### Records provided
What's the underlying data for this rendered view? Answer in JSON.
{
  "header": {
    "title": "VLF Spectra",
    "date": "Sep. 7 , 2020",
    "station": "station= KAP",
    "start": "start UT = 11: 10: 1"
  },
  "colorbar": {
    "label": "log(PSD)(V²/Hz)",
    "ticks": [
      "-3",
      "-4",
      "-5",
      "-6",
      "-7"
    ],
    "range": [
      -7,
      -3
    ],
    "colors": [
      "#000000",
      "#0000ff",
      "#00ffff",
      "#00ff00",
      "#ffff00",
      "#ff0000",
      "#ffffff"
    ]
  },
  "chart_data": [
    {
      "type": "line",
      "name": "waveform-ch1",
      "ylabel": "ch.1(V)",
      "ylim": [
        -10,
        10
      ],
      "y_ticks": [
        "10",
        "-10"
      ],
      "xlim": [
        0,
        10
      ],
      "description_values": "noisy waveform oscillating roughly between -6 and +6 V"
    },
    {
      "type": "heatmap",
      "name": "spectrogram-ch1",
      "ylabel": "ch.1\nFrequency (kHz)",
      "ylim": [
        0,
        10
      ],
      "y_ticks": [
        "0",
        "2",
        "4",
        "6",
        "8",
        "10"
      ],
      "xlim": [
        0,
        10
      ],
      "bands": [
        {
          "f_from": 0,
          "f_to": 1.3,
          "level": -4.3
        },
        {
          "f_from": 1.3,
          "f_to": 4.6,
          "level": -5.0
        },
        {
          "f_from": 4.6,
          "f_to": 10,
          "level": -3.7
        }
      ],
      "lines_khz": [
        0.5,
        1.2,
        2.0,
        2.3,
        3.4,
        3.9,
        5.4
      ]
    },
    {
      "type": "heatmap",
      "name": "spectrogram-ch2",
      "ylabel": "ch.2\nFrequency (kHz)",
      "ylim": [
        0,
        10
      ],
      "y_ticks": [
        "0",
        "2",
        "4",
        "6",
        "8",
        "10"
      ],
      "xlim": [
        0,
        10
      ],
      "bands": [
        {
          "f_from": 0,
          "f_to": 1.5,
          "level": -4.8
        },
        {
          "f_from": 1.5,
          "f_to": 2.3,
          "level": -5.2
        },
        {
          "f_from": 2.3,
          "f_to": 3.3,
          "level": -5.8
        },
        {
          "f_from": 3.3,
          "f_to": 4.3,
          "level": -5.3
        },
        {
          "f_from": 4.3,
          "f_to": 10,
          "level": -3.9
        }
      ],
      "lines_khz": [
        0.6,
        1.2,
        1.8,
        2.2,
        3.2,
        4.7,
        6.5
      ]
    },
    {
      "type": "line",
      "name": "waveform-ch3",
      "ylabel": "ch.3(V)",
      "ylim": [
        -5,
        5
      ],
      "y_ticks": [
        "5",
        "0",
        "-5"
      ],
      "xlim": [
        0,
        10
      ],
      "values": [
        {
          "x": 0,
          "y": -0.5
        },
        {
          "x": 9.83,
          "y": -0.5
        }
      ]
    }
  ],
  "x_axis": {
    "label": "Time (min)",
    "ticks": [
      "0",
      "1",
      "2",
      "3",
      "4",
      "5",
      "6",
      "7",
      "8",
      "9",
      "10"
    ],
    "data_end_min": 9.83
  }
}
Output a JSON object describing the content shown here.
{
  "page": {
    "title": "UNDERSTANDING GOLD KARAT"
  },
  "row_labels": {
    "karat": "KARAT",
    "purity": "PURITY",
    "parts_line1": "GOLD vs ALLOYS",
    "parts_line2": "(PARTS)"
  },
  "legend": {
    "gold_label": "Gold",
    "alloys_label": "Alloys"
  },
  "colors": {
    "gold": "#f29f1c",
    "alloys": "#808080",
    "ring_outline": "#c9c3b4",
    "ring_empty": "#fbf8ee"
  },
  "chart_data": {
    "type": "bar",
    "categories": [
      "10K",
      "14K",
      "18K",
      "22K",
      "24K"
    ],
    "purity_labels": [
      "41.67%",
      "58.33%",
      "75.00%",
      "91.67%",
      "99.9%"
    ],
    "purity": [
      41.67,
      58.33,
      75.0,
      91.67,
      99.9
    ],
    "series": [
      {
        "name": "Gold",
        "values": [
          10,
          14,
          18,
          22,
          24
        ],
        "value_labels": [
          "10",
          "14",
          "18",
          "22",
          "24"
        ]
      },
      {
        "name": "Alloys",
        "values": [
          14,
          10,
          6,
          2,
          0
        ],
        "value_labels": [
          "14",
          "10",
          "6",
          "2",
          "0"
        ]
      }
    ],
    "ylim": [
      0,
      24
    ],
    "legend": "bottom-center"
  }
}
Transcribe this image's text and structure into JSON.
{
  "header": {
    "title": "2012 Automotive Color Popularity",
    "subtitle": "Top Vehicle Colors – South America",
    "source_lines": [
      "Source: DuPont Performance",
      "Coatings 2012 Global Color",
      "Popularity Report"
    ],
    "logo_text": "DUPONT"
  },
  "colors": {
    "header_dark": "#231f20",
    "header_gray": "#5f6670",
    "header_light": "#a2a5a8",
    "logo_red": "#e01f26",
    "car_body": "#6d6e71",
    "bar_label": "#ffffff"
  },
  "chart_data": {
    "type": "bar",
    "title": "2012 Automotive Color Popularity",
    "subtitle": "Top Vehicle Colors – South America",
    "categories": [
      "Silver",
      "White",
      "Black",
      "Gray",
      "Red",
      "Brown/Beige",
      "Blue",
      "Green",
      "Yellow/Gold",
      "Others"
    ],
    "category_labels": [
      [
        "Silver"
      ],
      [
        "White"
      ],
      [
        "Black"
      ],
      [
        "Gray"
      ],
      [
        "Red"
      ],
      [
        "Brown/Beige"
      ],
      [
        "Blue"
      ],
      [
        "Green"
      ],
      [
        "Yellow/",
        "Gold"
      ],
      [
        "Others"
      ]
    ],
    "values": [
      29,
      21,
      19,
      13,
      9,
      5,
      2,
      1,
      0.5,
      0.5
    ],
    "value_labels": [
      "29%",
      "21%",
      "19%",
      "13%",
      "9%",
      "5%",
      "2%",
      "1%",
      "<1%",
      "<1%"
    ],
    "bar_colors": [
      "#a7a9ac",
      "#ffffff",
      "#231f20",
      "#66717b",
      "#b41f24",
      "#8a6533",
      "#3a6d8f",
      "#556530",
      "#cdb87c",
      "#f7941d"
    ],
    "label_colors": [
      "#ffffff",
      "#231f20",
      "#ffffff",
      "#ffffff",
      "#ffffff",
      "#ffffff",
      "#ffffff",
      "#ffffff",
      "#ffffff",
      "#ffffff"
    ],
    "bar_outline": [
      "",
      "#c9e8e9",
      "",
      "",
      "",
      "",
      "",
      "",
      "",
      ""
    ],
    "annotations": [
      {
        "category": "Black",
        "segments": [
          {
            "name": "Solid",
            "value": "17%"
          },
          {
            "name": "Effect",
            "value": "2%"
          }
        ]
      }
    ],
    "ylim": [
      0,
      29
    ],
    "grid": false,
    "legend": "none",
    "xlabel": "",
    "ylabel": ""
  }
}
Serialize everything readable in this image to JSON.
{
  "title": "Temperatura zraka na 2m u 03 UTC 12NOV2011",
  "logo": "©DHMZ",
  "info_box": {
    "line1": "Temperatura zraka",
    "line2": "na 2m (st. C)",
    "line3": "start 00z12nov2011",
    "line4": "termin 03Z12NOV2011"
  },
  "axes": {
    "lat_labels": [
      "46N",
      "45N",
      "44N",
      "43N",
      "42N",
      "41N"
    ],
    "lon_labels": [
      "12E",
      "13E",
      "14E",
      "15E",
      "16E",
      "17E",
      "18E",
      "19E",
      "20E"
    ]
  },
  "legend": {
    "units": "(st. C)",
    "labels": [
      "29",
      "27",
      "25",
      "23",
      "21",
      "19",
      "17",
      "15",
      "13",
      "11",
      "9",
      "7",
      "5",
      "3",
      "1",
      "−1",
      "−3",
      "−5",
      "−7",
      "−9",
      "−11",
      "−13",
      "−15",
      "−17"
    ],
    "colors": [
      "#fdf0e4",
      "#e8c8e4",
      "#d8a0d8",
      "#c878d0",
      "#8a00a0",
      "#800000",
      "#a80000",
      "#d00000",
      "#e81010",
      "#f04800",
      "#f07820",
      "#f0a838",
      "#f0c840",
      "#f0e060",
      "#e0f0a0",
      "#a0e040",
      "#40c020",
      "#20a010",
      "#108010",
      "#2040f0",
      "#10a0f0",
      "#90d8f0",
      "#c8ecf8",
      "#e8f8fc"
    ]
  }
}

### What is required
Check every line of the entries above for the word "Temperatura" and report how many lines contain it, giving the number only.

### The response
2